- Dataset -
╔══
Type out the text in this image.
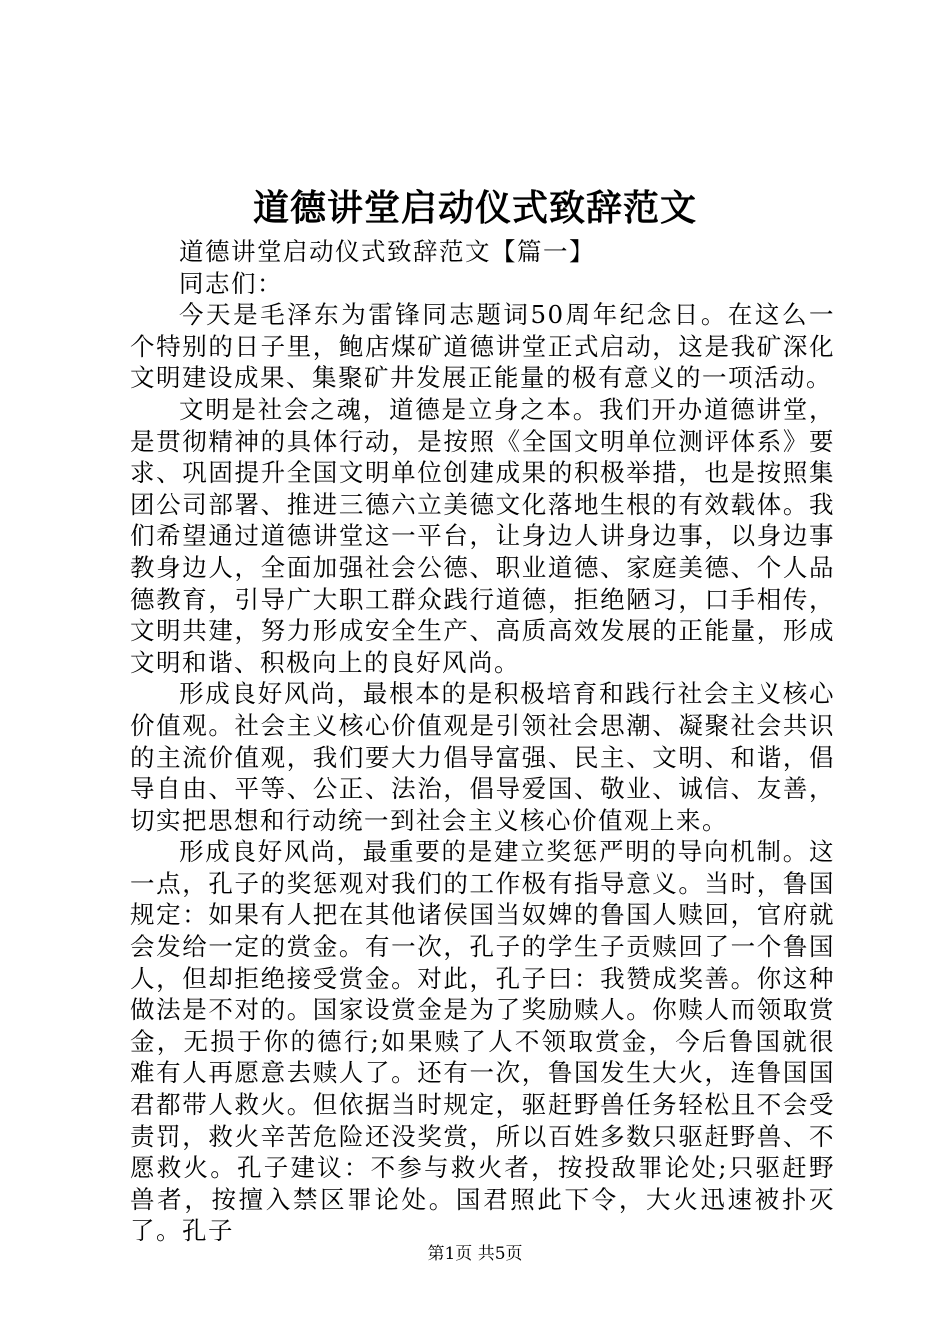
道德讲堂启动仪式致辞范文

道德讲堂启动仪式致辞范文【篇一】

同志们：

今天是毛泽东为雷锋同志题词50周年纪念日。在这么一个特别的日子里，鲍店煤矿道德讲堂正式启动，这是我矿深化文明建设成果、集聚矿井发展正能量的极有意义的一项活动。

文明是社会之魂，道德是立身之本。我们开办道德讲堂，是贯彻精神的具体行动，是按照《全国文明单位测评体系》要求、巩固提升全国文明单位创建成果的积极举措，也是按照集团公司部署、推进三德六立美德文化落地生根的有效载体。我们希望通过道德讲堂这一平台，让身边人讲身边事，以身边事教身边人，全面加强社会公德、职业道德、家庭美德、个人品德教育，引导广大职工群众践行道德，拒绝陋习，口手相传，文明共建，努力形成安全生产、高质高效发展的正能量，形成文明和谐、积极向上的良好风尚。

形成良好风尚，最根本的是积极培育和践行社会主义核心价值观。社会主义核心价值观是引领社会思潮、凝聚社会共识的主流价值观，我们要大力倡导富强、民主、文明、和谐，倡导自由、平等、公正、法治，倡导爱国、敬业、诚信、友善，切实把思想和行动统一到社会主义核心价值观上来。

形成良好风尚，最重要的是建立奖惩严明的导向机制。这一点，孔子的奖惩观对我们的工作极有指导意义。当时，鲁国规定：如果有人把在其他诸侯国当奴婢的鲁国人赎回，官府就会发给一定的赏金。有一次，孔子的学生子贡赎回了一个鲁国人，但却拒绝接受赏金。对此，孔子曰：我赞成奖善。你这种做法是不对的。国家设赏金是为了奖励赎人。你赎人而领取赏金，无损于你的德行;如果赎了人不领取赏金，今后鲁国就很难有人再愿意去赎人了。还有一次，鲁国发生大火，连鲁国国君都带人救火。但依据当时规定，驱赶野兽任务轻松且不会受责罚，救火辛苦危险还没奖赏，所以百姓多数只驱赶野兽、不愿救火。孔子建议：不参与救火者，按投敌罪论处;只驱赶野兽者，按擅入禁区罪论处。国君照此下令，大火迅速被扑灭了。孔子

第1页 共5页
╚══
╔══
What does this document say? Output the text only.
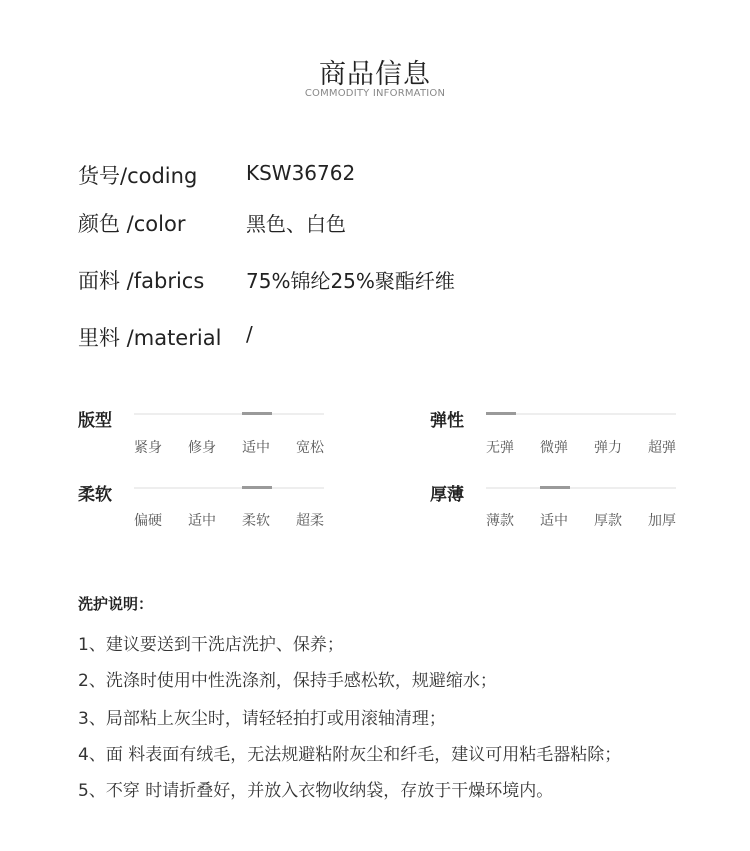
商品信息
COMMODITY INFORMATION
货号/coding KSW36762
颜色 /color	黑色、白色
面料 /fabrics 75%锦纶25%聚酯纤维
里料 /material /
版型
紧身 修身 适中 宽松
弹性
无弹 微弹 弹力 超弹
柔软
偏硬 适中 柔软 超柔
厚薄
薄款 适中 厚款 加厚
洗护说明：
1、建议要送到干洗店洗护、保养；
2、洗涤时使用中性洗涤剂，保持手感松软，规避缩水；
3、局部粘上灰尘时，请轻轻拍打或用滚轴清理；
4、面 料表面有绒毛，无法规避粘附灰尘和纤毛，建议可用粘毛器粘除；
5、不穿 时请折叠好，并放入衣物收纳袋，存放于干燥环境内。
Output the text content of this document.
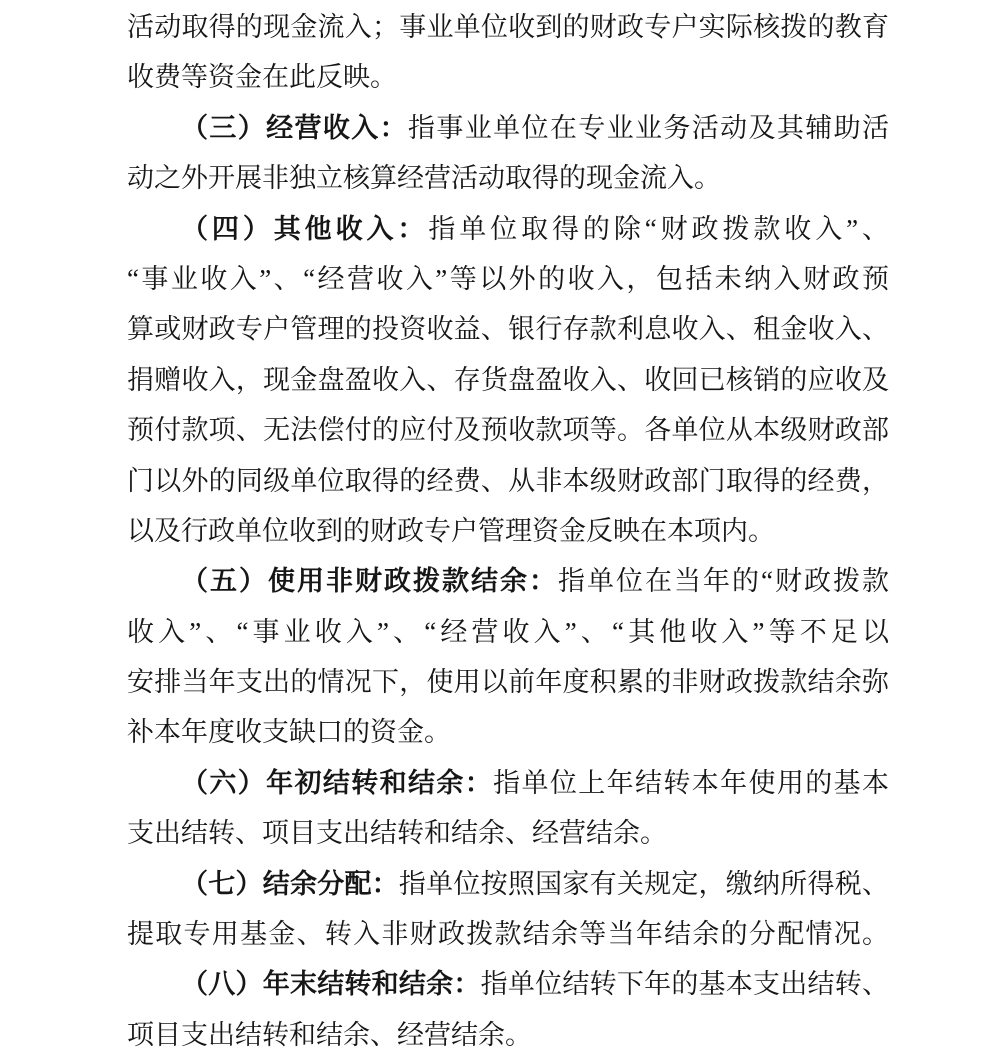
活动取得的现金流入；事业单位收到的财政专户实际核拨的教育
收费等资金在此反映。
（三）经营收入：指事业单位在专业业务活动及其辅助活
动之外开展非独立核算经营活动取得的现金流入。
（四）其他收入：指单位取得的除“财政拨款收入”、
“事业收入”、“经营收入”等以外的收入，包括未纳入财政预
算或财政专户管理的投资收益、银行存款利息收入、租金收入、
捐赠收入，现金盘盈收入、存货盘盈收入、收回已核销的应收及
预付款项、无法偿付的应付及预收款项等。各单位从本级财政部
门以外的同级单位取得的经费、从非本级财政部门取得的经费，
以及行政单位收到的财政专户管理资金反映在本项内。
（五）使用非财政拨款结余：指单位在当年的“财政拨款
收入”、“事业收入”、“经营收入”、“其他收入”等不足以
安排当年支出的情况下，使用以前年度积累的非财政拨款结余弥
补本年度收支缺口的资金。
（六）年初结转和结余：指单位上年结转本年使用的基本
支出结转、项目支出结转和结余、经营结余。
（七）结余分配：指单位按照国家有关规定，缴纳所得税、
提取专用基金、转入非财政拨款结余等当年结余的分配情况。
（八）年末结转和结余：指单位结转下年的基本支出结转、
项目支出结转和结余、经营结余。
╚══
Find "Output". Copy every line it occurs in.

- Exercise solution -
What does this document say? Output the text only.
Output the text content of this document.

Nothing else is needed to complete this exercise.